[start]
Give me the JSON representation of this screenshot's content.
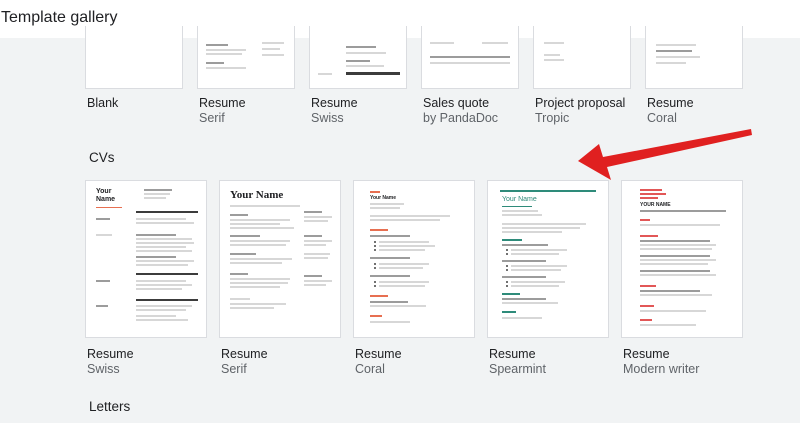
{
  "header": {
    "title": "Template gallery"
  },
  "top_row": [
    {
      "name": "Blank",
      "sub": ""
    },
    {
      "name": "Resume",
      "sub": "Serif"
    },
    {
      "name": "Resume",
      "sub": "Swiss"
    },
    {
      "name": "Sales quote",
      "sub": "by PandaDoc"
    },
    {
      "name": "Project proposal",
      "sub": "Tropic"
    },
    {
      "name": "Resume",
      "sub": "Coral"
    }
  ],
  "cvs": {
    "heading": "CVs",
    "templates": [
      {
        "name": "Resume",
        "sub": "Swiss",
        "preview_name": "Your Name"
      },
      {
        "name": "Resume",
        "sub": "Serif",
        "preview_name": "Your Name"
      },
      {
        "name": "Resume",
        "sub": "Coral",
        "preview_name": "Your Name"
      },
      {
        "name": "Resume",
        "sub": "Spearmint",
        "preview_name": "Your Name"
      },
      {
        "name": "Resume",
        "sub": "Modern writer",
        "preview_name": "YOUR NAME"
      }
    ]
  },
  "letters": {
    "heading": "Letters"
  },
  "colors": {
    "background": "#f1f3f4",
    "arrow": "#e02020",
    "coral": "#e76f51",
    "spearmint": "#2e8b7a"
  }
}
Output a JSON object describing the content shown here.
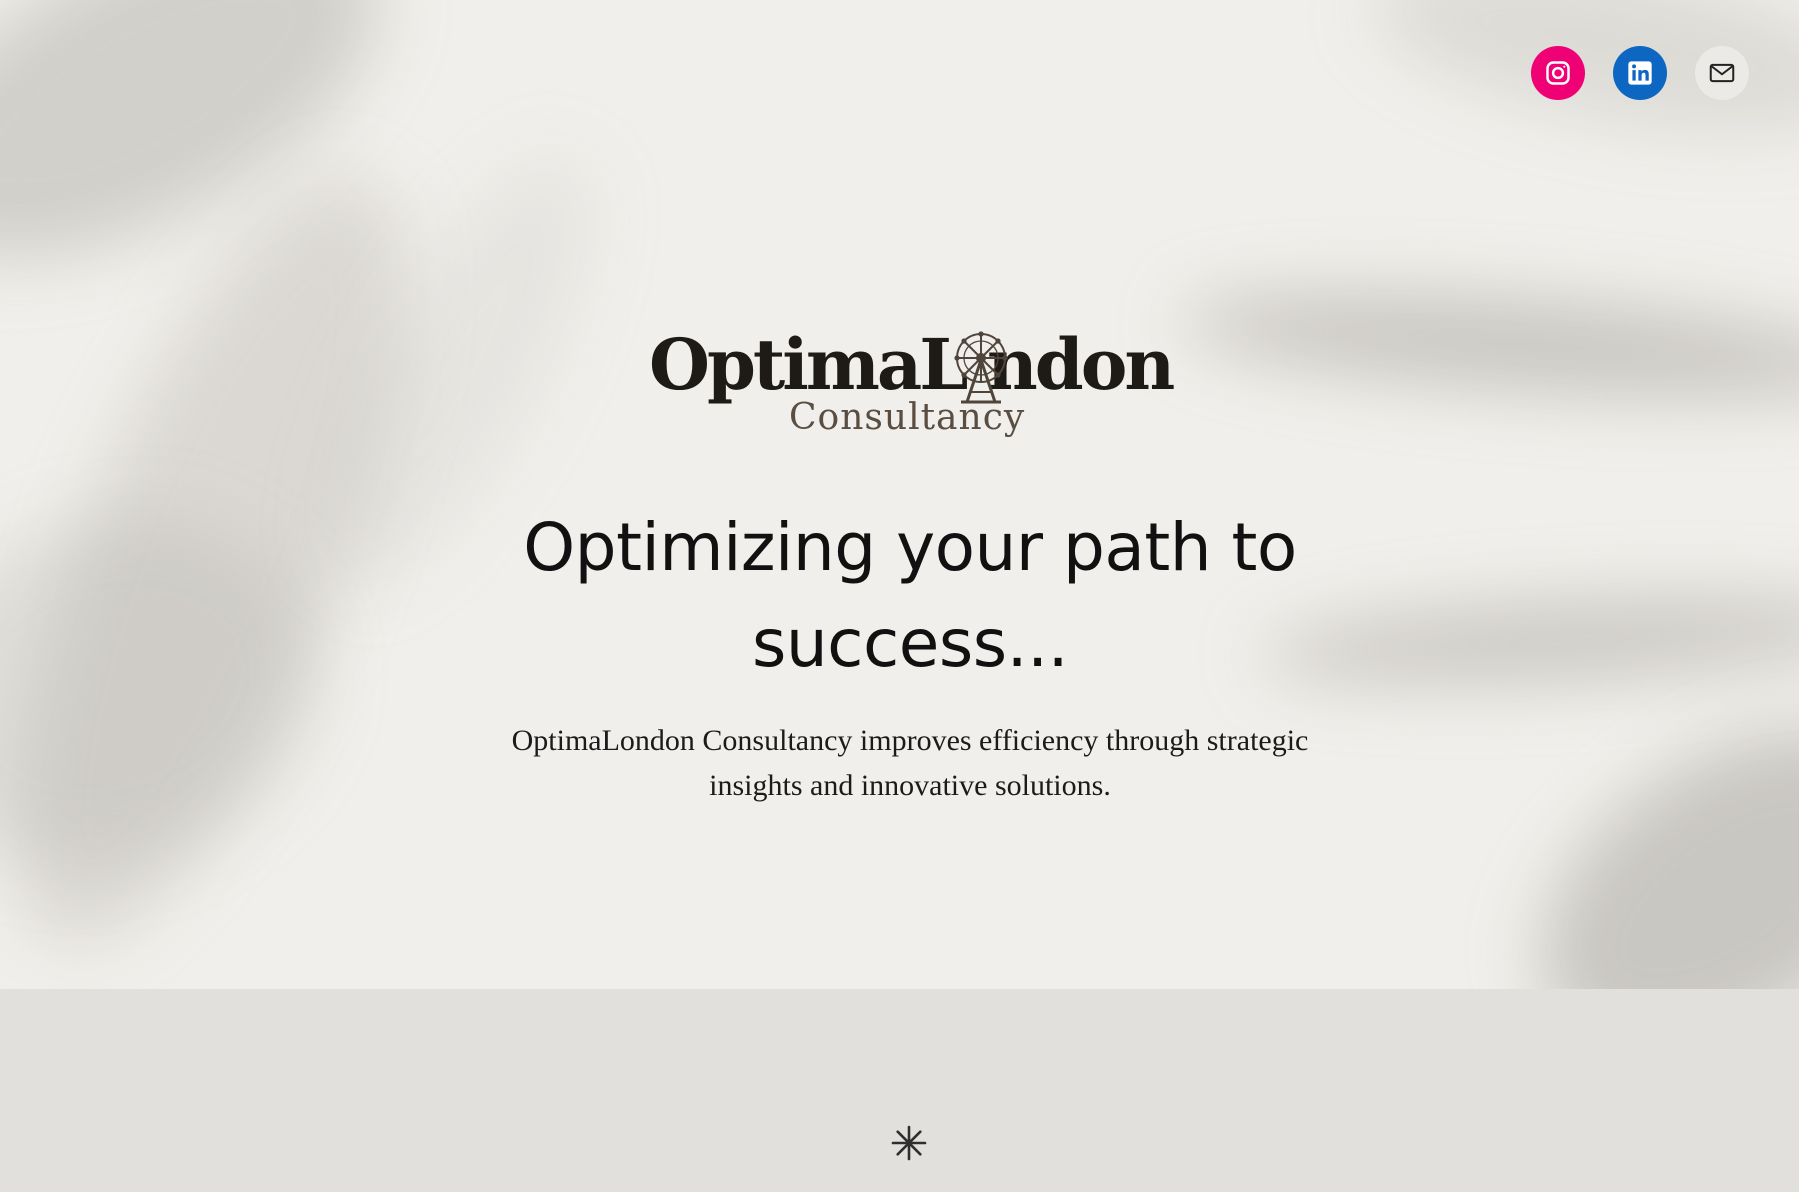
{
  "header": {
    "social_links": [
      {
        "name": "Instagram",
        "icon": "instagram-icon",
        "color": "#f00075"
      },
      {
        "name": "LinkedIn",
        "icon": "linkedin-icon",
        "color": "#0d66c2"
      },
      {
        "name": "Mail",
        "icon": "mail-icon",
        "color": "#ebeae7"
      }
    ]
  },
  "hero": {
    "logo_main": "OptimaL ndon",
    "logo_sub": "Consultancy",
    "logo_icon": "ferris-wheel-icon",
    "headline": "Optimizing your path to success...",
    "tagline": "OptimaLondon Consultancy improves efficiency through strategic insights and innovative solutions."
  },
  "section": {
    "separator_icon": "asterisk-icon"
  },
  "colors": {
    "hero_background": "#f1efeb",
    "lower_background": "#e1e0dd",
    "logo_text": "#1e1b17",
    "logo_sub_text": "#5a4e42"
  }
}
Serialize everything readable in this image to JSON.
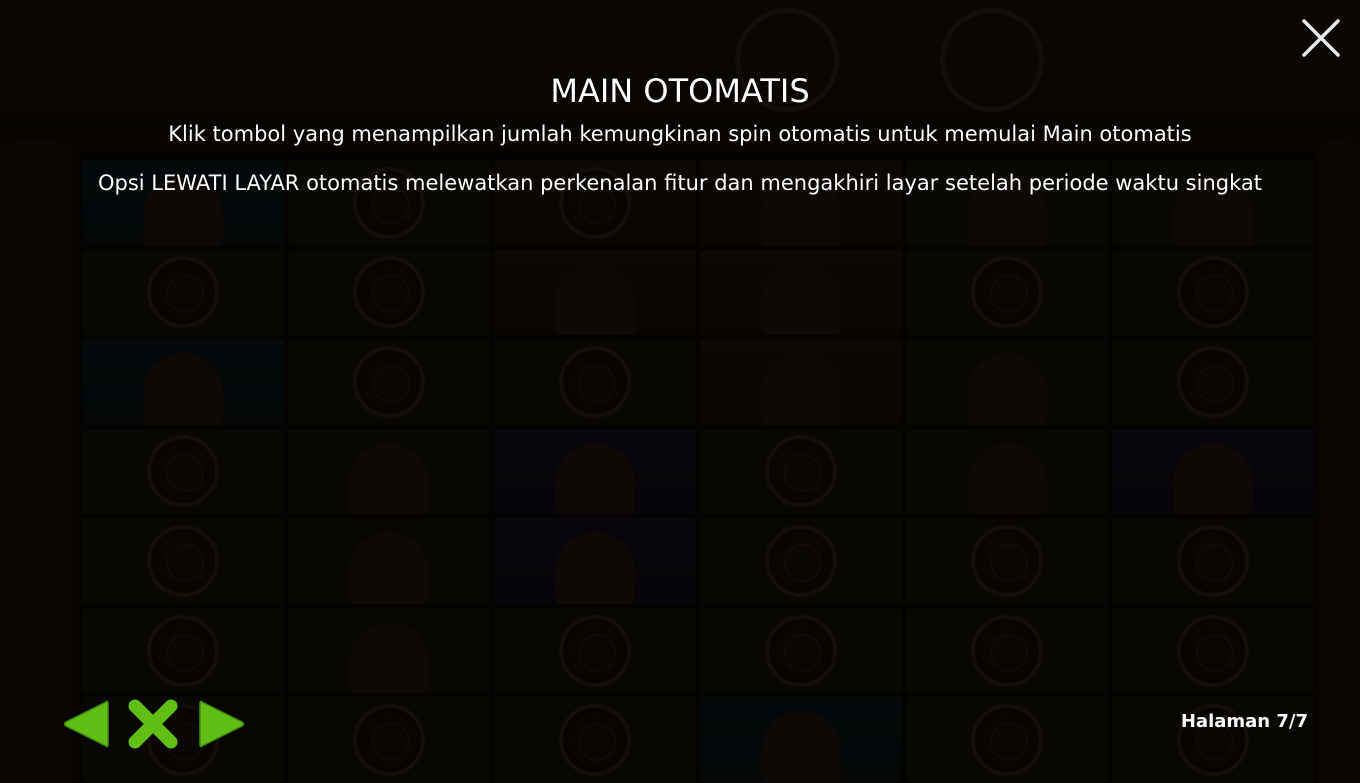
[end]
Work to do ::
Repeat the data exactly, without the pictures.

Completed exercise ::
Give me the JSON representation of this screenshot's content.
{
  "header": {
    "title": "Template gallery"
  },
  "top_row": [
    {
      "name": "Blank",
      "sub": ""
    },
    {
      "name": "Resume",
      "sub": "Serif"
    },
    {
      "name": "Resume",
      "sub": "Swiss"
    },
    {
      "name": "Sales quote",
      "sub": "by PandaDoc"
    },
    {
      "name": "Project proposal",
      "sub": "Tropic"
    },
    {
      "name": "Resume",
      "sub": "Coral"
    }
  ],
  "cvs": {
    "heading": "CVs",
    "templates": [
      {
        "name": "Resume",
        "sub": "Swiss",
        "preview_name": "Your Name"
      },
      {
        "name": "Resume",
        "sub": "Serif",
        "preview_name": "Your Name"
      },
      {
        "name": "Resume",
        "sub": "Coral",
        "preview_name": "Your Name"
      },
      {
        "name": "Resume",
        "sub": "Spearmint",
        "preview_name": "Your Name"
      },
      {
        "name": "Resume",
        "sub": "Modern writer",
        "preview_name": "YOUR NAME"
      }
    ]
  },
  "letters": {
    "heading": "Letters"
  },
  "colors": {
    "background": "#f1f3f4",
    "arrow": "#e02020",
    "coral": "#e76f51",
    "spearmint": "#2e8b7a"
  }
}
Output a JSON object describing the content shown here.
{
  "header": {
    "social_links": [
      {
        "name": "Instagram",
        "icon": "instagram-icon",
        "color": "#f00075"
      },
      {
        "name": "LinkedIn",
        "icon": "linkedin-icon",
        "color": "#0d66c2"
      },
      {
        "name": "Mail",
        "icon": "mail-icon",
        "color": "#ebeae7"
      }
    ]
  },
  "hero": {
    "logo_main": "OptimaL ndon",
    "logo_sub": "Consultancy",
    "logo_icon": "ferris-wheel-icon",
    "headline": "Optimizing your path to success...",
    "tagline": "OptimaLondon Consultancy improves efficiency through strategic insights and innovative solutions."
  },
  "section": {
    "separator_icon": "asterisk-icon"
  },
  "colors": {
    "hero_background": "#f1efeb",
    "lower_background": "#e1e0dd",
    "logo_text": "#1e1b17",
    "logo_sub_text": "#5a4e42"
  }
}
Serialize everything readable in this image to JSON.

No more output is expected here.